* Begin INPUT *

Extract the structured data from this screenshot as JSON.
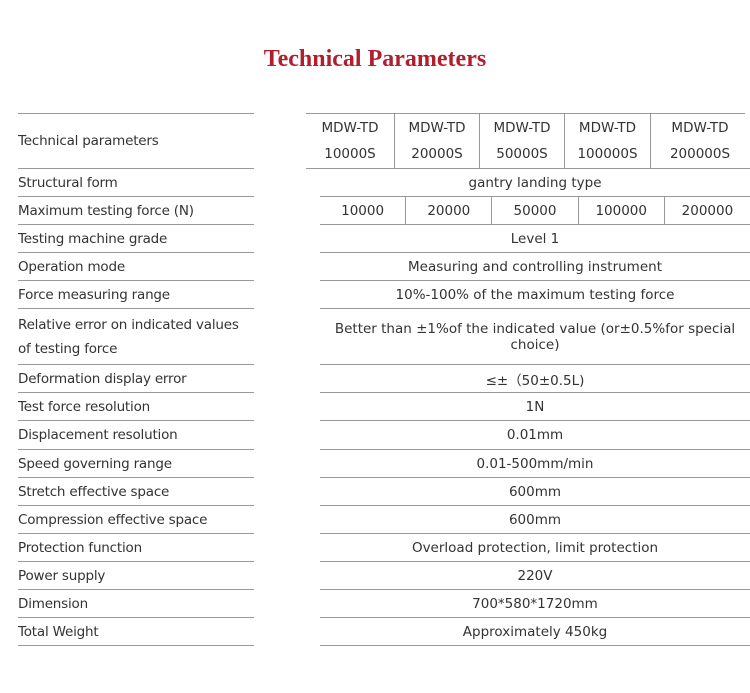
{
  "title": "Technical Parameters",
  "header": {
    "label": "Technical parameters",
    "models": [
      "MDW-TD 10000S",
      "MDW-TD 20000S",
      "MDW-TD 50000S",
      "MDW-TD 100000S",
      "MDW-TD 200000S"
    ]
  },
  "rows": [
    {
      "label": "Structural form",
      "value": "gantry landing type"
    },
    {
      "label": "Maximum testing force (N)",
      "values": [
        "10000",
        "20000",
        "50000",
        "100000",
        "200000"
      ]
    },
    {
      "label": "Testing machine grade",
      "value": "Level 1"
    },
    {
      "label": "Operation mode",
      "value": "Measuring and controlling instrument"
    },
    {
      "label": "Force measuring range",
      "value": "10%-100% of the maximum testing force"
    },
    {
      "label": "Relative error on indicated values of testing force",
      "value": "Better than ±1%of the indicated value (or±0.5%for special choice)"
    },
    {
      "label": "Deformation display error",
      "value": "≤±（50±0.5L)"
    },
    {
      "label": "Test force resolution",
      "value": "1N"
    },
    {
      "label": "Displacement resolution",
      "value": "0.01mm"
    },
    {
      "label": "Speed governing range",
      "value": "0.01-500mm/min"
    },
    {
      "label": "Stretch effective space",
      "value": "600mm"
    },
    {
      "label": "Compression effective space",
      "value": "600mm"
    },
    {
      "label": "Protection function",
      "value": "Overload protection, limit protection"
    },
    {
      "label": "Power supply",
      "value": "220V"
    },
    {
      "label": "Dimension",
      "value": "700*580*1720mm"
    },
    {
      "label": "Total Weight",
      "value": "Approximately 450kg"
    }
  ]
}
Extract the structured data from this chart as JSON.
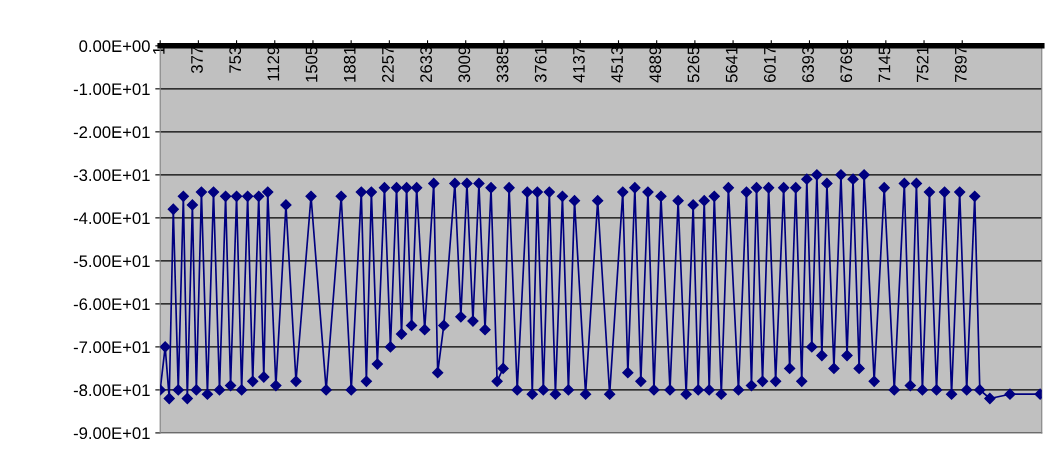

* End INPUT *

* _TO BE DONE_: Each line above that includes "Extract" should be shown.

* _TASK OUTPUT_:
Extract the structured data from this screenshot as JSON.
Extract the structured data from this chart as JSON.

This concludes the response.